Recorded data
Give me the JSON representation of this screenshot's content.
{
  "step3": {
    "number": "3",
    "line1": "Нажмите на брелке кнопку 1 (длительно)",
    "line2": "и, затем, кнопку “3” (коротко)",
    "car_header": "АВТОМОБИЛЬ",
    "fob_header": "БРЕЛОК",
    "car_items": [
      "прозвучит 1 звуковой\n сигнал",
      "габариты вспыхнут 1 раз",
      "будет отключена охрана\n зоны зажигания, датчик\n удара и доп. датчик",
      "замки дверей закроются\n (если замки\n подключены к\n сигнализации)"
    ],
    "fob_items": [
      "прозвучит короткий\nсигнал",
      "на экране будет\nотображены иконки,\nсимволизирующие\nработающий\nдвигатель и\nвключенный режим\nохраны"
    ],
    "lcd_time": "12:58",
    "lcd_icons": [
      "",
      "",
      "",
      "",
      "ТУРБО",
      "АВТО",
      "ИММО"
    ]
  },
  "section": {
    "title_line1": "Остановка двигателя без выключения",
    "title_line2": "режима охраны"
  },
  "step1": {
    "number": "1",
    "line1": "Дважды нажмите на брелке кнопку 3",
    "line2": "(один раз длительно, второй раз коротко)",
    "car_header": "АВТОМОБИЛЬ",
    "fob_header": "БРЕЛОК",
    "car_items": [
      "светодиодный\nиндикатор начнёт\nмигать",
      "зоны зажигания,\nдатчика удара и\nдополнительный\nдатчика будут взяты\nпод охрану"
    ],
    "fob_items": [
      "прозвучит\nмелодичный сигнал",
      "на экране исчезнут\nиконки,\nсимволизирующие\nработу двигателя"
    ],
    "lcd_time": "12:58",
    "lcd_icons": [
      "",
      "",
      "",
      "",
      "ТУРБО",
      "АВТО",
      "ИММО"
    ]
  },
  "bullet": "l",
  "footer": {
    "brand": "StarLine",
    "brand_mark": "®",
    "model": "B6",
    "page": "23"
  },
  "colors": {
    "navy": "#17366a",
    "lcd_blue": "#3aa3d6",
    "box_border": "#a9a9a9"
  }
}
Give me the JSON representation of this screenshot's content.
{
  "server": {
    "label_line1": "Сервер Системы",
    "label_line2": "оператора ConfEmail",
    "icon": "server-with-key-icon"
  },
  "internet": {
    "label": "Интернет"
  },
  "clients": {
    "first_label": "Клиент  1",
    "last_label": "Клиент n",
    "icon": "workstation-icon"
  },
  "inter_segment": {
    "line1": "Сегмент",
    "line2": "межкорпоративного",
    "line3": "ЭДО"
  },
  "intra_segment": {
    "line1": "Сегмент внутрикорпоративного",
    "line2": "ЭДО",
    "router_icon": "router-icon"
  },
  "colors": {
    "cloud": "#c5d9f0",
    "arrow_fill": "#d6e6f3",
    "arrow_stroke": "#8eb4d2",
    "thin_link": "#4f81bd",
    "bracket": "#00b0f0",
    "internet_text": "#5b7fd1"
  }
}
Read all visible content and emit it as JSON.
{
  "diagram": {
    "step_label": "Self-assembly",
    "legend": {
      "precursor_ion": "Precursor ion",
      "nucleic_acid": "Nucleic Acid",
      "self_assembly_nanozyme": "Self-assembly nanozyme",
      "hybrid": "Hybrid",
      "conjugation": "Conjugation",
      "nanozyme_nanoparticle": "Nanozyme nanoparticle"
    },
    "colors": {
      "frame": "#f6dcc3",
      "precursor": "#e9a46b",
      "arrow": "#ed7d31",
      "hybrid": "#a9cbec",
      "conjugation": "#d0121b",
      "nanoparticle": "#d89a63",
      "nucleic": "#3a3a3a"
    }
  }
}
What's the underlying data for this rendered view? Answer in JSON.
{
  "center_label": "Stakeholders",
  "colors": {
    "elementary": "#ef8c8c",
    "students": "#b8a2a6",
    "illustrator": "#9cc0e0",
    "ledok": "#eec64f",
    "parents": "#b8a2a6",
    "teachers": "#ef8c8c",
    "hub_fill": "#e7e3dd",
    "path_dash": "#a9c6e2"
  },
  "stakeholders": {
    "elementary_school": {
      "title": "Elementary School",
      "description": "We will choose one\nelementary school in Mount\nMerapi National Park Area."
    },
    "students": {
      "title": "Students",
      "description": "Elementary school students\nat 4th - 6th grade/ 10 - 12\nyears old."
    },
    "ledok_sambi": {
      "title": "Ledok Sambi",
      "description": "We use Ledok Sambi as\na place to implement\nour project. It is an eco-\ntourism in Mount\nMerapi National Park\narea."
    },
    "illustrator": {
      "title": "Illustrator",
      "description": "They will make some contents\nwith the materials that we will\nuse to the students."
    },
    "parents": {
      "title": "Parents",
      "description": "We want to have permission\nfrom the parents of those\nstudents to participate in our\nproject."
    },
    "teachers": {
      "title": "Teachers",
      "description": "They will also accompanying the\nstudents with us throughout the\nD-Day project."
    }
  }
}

- **REQUIREMENT**
Repeat the data above exactly.

- **SOLUTION TO THIS EXERCISE**
Give me the JSON representation of this screenshot's content.
{
  "step3": {
    "number": "3",
    "line1": "Нажмите на брелке кнопку 1 (длительно)",
    "line2": "и, затем, кнопку “3” (коротко)",
    "car_header": "АВТОМОБИЛЬ",
    "fob_header": "БРЕЛОК",
    "car_items": [
      "прозвучит 1 звуковой\n сигнал",
      "габариты вспыхнут 1 раз",
      "будет отключена охрана\n зоны зажигания, датчик\n удара и доп. датчик",
      "замки дверей закроются\n (если замки\n подключены к\n сигнализации)"
    ],
    "fob_items": [
      "прозвучит короткий\nсигнал",
      "на экране будет\nотображены иконки,\nсимволизирующие\nработающий\nдвигатель и\nвключенный режим\nохраны"
    ],
    "lcd_time": "12:58",
    "lcd_icons": [
      "",
      "",
      "",
      "",
      "ТУРБО",
      "АВТО",
      "ИММО"
    ]
  },
  "section": {
    "title_line1": "Остановка двигателя без выключения",
    "title_line2": "режима охраны"
  },
  "step1": {
    "number": "1",
    "line1": "Дважды нажмите на брелке кнопку 3",
    "line2": "(один раз длительно, второй раз коротко)",
    "car_header": "АВТОМОБИЛЬ",
    "fob_header": "БРЕЛОК",
    "car_items": [
      "светодиодный\nиндикатор начнёт\nмигать",
      "зоны зажигания,\nдатчика удара и\nдополнительный\nдатчика будут взяты\nпод охрану"
    ],
    "fob_items": [
      "прозвучит\nмелодичный сигнал",
      "на экране исчезнут\nиконки,\nсимволизирующие\nработу двигателя"
    ],
    "lcd_time": "12:58",
    "lcd_icons": [
      "",
      "",
      "",
      "",
      "ТУРБО",
      "АВТО",
      "ИММО"
    ]
  },
  "bullet": "l",
  "footer": {
    "brand": "StarLine",
    "brand_mark": "®",
    "model": "B6",
    "page": "23"
  },
  "colors": {
    "navy": "#17366a",
    "lcd_blue": "#3aa3d6",
    "box_border": "#a9a9a9"
  }
}
Give me the JSON representation of this screenshot's content.
{
  "server": {
    "label_line1": "Сервер Системы",
    "label_line2": "оператора ConfEmail",
    "icon": "server-with-key-icon"
  },
  "internet": {
    "label": "Интернет"
  },
  "clients": {
    "first_label": "Клиент  1",
    "last_label": "Клиент n",
    "icon": "workstation-icon"
  },
  "inter_segment": {
    "line1": "Сегмент",
    "line2": "межкорпоративного",
    "line3": "ЭДО"
  },
  "intra_segment": {
    "line1": "Сегмент внутрикорпоративного",
    "line2": "ЭДО",
    "router_icon": "router-icon"
  },
  "colors": {
    "cloud": "#c5d9f0",
    "arrow_fill": "#d6e6f3",
    "arrow_stroke": "#8eb4d2",
    "thin_link": "#4f81bd",
    "bracket": "#00b0f0",
    "internet_text": "#5b7fd1"
  }
}
Read all visible content and emit it as JSON.
{
  "diagram": {
    "step_label": "Self-assembly",
    "legend": {
      "precursor_ion": "Precursor ion",
      "nucleic_acid": "Nucleic Acid",
      "self_assembly_nanozyme": "Self-assembly nanozyme",
      "hybrid": "Hybrid",
      "conjugation": "Conjugation",
      "nanozyme_nanoparticle": "Nanozyme nanoparticle"
    },
    "colors": {
      "frame": "#f6dcc3",
      "precursor": "#e9a46b",
      "arrow": "#ed7d31",
      "hybrid": "#a9cbec",
      "conjugation": "#d0121b",
      "nanoparticle": "#d89a63",
      "nucleic": "#3a3a3a"
    }
  }
}
What's the underlying data for this rendered view? Answer in JSON.
{
  "center_label": "Stakeholders",
  "colors": {
    "elementary": "#ef8c8c",
    "students": "#b8a2a6",
    "illustrator": "#9cc0e0",
    "ledok": "#eec64f",
    "parents": "#b8a2a6",
    "teachers": "#ef8c8c",
    "hub_fill": "#e7e3dd",
    "path_dash": "#a9c6e2"
  },
  "stakeholders": {
    "elementary_school": {
      "title": "Elementary School",
      "description": "We will choose one\nelementary school in Mount\nMerapi National Park Area."
    },
    "students": {
      "title": "Students",
      "description": "Elementary school students\nat 4th - 6th grade/ 10 - 12\nyears old."
    },
    "ledok_sambi": {
      "title": "Ledok Sambi",
      "description": "We use Ledok Sambi as\na place to implement\nour project. It is an eco-\ntourism in Mount\nMerapi National Park\narea."
    },
    "illustrator": {
      "title": "Illustrator",
      "description": "They will make some contents\nwith the materials that we will\nuse to the students."
    },
    "parents": {
      "title": "Parents",
      "description": "We want to have permission\nfrom the parents of those\nstudents to participate in our\nproject."
    },
    "teachers": {
      "title": "Teachers",
      "description": "They will also accompanying the\nstudents with us throughout the\nD-Day project."
    }
  }
}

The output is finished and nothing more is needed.